Written exercise:
List each line in which the string "JSON" appears.

(Data tied to figure images)
•••
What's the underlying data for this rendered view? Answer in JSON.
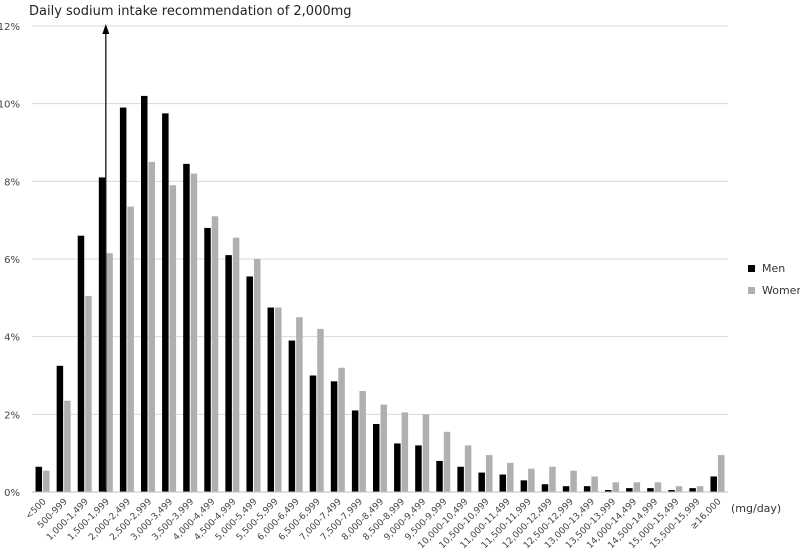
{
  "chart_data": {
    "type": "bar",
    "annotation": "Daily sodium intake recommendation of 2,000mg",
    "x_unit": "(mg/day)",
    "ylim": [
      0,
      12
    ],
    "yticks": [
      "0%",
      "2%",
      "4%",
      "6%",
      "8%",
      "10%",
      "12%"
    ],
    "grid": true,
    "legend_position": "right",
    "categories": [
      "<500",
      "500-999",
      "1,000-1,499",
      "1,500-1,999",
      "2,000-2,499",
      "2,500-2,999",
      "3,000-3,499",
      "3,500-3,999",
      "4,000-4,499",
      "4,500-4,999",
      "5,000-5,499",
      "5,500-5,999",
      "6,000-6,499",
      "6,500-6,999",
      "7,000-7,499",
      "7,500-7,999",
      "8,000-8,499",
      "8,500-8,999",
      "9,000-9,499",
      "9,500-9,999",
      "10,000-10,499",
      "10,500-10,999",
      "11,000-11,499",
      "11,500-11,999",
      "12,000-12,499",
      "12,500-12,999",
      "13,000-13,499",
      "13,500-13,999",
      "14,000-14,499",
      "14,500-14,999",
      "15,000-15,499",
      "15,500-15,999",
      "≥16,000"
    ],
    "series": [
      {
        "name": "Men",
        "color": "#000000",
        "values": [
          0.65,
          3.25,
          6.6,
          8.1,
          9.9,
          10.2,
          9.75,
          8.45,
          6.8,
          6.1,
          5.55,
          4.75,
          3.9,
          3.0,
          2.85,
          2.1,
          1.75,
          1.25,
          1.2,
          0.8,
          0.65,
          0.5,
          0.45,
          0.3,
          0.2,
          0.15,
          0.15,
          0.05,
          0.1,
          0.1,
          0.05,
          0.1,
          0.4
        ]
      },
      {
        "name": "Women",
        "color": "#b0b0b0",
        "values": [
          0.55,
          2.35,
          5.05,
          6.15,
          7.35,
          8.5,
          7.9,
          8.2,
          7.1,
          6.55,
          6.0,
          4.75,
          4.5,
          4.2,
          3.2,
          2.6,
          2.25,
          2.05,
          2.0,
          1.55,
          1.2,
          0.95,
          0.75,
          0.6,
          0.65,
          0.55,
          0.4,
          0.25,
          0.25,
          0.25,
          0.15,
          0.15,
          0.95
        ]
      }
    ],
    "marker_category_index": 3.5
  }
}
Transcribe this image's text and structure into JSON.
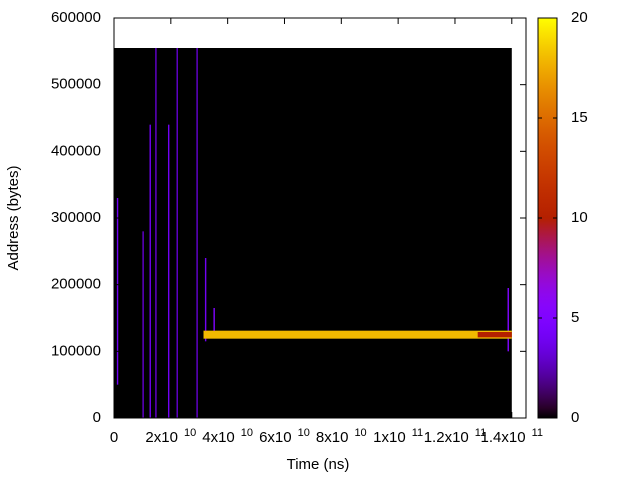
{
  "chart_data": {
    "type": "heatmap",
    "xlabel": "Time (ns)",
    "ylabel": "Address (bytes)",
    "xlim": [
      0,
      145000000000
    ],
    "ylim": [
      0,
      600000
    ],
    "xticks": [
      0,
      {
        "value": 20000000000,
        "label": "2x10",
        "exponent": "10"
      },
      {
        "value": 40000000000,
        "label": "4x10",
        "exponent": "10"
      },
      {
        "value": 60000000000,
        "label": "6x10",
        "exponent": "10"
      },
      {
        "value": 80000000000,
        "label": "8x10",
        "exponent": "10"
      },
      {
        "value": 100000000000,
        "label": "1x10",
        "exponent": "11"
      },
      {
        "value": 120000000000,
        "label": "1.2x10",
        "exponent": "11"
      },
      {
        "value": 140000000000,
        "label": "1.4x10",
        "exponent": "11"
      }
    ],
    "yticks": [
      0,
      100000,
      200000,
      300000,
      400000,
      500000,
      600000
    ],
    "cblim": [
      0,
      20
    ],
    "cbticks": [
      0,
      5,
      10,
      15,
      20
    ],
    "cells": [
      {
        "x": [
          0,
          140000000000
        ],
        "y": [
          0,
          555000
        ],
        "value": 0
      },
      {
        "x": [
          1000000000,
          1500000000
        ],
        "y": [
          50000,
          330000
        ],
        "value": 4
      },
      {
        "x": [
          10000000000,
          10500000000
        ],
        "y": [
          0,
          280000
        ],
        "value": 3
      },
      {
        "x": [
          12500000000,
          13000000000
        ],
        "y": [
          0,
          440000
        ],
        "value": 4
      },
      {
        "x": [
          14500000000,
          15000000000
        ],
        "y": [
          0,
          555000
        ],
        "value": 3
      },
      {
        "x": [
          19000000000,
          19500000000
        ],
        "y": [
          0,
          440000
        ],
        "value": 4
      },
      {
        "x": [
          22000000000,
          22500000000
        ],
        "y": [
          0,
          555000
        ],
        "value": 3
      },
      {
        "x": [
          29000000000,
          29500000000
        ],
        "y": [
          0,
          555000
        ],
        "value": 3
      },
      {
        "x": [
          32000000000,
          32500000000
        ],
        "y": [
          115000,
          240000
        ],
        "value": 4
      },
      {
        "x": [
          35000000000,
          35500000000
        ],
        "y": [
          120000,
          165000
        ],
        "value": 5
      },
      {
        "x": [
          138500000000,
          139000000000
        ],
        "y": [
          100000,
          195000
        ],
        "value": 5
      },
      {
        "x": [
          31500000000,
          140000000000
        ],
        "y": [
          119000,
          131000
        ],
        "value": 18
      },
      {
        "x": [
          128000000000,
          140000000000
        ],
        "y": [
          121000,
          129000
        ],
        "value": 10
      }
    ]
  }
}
•••
Final answer:
What's the underlying data for this rendered view? Answer in JSON.
Transcribe this image's text and structure into JSON.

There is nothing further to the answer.